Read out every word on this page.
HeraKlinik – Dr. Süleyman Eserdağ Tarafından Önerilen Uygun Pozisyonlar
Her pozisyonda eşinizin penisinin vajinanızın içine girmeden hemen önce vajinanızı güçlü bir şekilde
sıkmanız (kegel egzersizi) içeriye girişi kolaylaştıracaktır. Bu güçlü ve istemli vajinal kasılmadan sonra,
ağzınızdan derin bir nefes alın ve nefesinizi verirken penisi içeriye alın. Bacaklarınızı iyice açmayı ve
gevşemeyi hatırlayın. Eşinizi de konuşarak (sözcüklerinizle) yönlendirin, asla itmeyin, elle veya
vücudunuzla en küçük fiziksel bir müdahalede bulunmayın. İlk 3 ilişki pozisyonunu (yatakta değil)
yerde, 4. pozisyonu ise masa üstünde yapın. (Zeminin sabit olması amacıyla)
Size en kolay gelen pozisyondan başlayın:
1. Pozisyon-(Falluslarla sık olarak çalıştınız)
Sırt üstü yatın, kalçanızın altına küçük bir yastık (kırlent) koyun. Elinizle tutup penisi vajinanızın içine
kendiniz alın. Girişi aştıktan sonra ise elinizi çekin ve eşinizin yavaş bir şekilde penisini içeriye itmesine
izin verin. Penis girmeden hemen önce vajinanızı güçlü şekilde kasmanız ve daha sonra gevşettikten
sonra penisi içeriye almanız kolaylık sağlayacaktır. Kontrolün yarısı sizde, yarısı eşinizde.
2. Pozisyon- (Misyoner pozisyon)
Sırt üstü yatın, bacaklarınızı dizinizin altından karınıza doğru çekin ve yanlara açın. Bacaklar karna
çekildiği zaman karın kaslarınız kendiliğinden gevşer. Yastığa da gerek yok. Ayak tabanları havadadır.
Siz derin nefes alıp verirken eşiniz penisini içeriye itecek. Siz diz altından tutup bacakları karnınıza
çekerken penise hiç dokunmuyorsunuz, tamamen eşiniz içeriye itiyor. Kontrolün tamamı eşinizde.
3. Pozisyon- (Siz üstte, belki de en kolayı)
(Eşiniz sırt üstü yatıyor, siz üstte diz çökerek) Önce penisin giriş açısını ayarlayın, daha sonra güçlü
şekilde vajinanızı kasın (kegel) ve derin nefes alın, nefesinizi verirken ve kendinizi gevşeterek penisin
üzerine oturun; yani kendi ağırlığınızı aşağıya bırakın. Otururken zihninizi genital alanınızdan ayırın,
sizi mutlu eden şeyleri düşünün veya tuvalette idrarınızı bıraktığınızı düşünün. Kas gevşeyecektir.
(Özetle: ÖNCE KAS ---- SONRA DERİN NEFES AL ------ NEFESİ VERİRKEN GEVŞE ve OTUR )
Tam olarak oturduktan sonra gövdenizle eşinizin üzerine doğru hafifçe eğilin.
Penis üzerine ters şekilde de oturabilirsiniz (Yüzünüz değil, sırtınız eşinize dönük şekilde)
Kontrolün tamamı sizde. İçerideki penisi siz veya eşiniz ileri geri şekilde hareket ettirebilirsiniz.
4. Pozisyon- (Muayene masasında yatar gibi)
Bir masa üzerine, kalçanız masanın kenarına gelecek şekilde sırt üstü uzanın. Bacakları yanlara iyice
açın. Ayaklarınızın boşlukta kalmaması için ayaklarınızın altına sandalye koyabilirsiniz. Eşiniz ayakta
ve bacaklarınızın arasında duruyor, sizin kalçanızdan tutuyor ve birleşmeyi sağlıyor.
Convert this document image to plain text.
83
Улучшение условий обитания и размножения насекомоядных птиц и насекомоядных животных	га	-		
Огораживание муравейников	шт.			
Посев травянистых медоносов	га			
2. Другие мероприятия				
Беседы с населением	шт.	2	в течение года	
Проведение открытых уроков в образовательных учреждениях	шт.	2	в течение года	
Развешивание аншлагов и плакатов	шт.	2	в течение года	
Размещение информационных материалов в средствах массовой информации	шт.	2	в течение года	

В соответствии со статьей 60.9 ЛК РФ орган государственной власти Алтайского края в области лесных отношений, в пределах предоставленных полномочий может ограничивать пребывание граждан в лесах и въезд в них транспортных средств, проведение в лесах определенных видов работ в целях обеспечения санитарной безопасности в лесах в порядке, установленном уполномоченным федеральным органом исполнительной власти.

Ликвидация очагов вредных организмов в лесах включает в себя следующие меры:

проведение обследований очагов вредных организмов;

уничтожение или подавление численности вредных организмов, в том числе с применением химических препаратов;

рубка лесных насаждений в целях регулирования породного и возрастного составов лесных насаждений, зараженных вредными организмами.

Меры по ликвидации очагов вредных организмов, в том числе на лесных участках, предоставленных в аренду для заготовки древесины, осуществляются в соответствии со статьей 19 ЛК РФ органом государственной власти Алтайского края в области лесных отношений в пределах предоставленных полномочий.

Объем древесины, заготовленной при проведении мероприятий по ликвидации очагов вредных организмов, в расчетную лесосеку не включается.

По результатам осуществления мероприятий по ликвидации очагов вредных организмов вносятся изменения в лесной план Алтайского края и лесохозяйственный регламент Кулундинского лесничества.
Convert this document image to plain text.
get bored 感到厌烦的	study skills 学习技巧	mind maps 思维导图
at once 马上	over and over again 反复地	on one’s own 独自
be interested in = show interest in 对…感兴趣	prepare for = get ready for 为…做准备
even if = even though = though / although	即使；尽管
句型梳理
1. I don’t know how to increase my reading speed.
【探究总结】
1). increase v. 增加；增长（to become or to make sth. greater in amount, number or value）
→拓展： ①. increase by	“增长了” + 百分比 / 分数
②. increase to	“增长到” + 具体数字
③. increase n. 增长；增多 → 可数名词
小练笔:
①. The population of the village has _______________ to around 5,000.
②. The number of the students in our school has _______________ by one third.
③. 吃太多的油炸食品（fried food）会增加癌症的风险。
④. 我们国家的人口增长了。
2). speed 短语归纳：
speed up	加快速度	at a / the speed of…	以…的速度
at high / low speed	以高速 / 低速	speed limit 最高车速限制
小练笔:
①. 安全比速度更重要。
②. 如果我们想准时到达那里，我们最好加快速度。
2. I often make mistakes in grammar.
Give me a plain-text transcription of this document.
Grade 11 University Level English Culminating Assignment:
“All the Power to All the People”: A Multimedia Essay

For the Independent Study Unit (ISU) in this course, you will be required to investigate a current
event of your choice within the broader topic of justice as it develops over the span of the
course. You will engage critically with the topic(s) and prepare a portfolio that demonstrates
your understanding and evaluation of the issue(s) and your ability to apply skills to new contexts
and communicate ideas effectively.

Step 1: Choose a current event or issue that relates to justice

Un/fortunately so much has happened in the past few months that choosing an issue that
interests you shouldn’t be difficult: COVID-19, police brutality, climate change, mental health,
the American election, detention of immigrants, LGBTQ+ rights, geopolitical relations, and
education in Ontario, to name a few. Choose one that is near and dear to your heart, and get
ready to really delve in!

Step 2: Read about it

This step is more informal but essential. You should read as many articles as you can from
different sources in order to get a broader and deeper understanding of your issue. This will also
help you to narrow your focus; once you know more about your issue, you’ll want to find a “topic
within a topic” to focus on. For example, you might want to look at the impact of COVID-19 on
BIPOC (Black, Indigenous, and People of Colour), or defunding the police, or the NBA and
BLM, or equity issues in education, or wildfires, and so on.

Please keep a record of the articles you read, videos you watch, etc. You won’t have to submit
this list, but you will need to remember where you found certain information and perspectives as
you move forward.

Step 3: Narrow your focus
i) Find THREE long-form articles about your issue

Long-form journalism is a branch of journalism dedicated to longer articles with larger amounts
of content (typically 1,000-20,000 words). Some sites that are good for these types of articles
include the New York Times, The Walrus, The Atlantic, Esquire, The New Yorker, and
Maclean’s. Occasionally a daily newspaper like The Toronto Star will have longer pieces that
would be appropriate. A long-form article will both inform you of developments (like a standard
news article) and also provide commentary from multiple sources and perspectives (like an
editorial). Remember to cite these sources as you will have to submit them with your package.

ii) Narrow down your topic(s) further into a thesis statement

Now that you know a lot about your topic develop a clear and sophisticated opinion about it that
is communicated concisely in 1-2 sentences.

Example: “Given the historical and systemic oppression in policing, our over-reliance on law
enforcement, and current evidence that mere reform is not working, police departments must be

= = = =

§ **Task to complete**: In the entries above, locate every line with the word "статьей" and copy it.

§ **Output below**:
В соответствии со статьей 60.9 ЛК РФ орган государственной власти Алтайского края в области лесных отношений, в пределах предоставленных полномочий может ограничивать пребывание граждан в лесах и въезд в них транспортных средств, проведение в лесах определенных видов работ в целях обеспечения санитарной безопасности в лесах в порядке, установленном уполномоченным федеральным органом исполнительной власти.
Меры по ликвидации очагов вредных организмов, в том числе на лесных участках, предоставленных в аренду для заготовки древесины, осуществляются в соответствии со статьей 19 ЛК РФ органом государственной власти Алтайского края в области лесных отношений в пределах предоставленных полномочий.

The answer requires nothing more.